◆ WORK REQUIRED
Find and copy every line in the records that includes the string "Example".

----

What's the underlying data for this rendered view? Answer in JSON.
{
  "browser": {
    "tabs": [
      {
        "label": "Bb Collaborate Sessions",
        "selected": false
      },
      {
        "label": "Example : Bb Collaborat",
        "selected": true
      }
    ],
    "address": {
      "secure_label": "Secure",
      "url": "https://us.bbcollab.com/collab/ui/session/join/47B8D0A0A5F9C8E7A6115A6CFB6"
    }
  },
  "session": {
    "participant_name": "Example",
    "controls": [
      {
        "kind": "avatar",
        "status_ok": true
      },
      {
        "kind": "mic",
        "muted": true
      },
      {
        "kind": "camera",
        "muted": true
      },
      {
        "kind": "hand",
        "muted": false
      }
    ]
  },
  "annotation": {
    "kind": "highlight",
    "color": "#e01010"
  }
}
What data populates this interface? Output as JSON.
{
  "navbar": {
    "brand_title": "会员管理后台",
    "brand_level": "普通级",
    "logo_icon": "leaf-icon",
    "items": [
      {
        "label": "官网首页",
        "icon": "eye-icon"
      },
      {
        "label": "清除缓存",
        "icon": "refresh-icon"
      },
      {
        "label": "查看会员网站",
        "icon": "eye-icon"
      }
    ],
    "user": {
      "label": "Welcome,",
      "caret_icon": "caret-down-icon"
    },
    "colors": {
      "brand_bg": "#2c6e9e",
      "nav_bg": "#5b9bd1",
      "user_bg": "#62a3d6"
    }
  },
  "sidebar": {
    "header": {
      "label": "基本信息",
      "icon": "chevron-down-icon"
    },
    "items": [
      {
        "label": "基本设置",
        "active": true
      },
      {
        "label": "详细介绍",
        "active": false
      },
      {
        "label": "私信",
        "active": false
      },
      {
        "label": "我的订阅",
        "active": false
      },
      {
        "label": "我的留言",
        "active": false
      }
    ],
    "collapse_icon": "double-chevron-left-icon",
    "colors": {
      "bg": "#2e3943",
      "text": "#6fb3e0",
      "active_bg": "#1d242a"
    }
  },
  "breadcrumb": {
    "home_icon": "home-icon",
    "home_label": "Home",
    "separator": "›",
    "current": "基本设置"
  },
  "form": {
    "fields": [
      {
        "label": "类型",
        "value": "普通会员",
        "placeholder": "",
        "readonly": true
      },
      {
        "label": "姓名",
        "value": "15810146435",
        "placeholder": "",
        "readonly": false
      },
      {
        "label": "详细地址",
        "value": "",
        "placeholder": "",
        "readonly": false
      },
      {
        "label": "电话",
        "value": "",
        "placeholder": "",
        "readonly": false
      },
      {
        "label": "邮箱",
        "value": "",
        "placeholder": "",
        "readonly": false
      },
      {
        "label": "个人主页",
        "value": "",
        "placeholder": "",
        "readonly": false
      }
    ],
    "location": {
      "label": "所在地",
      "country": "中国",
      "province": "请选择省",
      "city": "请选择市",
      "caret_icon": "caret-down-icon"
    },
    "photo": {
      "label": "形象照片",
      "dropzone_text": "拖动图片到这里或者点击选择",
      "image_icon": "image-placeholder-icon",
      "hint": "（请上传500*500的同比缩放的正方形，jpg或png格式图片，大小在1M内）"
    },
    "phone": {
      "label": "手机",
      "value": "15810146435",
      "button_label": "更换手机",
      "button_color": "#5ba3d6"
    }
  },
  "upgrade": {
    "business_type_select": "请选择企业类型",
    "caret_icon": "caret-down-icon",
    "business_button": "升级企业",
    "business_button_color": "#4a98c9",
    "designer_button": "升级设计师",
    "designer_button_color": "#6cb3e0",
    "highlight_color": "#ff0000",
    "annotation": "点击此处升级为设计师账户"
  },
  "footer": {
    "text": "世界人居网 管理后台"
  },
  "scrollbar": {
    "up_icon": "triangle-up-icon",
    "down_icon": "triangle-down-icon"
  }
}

----

◆ EXERCISE RESULT
        "label": "Example : Bb Collaborat",
    "participant_name": "Example",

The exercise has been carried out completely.